◆ The request
Check each line of the records below and collect those holding "Boundary".

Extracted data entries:
** BEGIN **

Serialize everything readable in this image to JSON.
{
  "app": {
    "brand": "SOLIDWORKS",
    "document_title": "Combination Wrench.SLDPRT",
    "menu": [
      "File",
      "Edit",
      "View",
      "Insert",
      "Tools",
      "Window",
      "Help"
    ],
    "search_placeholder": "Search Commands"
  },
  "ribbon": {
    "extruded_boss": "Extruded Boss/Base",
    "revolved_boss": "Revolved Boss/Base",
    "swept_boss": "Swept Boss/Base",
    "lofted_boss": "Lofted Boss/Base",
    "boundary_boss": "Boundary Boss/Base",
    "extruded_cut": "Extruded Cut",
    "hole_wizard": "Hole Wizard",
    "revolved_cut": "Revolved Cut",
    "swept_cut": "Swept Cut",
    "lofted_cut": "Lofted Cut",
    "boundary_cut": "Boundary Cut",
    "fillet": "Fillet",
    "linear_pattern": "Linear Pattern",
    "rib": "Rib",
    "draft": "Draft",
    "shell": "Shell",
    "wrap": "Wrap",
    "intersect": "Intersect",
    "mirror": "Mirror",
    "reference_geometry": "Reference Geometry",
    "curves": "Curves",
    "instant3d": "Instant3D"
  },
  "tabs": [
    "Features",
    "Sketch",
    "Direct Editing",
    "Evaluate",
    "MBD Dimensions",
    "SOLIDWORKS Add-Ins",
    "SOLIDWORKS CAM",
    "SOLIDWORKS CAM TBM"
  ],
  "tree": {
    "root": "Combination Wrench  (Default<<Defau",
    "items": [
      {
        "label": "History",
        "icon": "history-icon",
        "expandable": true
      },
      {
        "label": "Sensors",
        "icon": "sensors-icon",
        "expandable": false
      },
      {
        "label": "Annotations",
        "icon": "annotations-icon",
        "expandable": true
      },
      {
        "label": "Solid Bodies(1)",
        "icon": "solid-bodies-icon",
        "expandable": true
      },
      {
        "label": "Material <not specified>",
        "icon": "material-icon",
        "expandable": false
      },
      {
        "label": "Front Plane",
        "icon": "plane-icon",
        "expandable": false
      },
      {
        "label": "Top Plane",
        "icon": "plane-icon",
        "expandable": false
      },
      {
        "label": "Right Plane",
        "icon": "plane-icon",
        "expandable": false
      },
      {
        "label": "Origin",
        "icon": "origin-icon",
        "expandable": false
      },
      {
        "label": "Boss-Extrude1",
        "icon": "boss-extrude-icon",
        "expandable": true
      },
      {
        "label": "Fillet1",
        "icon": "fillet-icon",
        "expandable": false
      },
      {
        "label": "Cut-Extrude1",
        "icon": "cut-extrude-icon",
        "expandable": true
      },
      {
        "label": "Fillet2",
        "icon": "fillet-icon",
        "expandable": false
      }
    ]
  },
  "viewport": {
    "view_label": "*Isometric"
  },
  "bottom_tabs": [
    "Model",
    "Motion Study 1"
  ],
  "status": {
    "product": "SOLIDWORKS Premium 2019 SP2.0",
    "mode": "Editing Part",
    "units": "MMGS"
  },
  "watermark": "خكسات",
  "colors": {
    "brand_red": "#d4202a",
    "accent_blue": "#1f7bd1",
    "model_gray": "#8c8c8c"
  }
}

** END **

◆ Right answer
    "boundary_boss": "Boundary Boss/Base",
    "boundary_cut": "Boundary Cut",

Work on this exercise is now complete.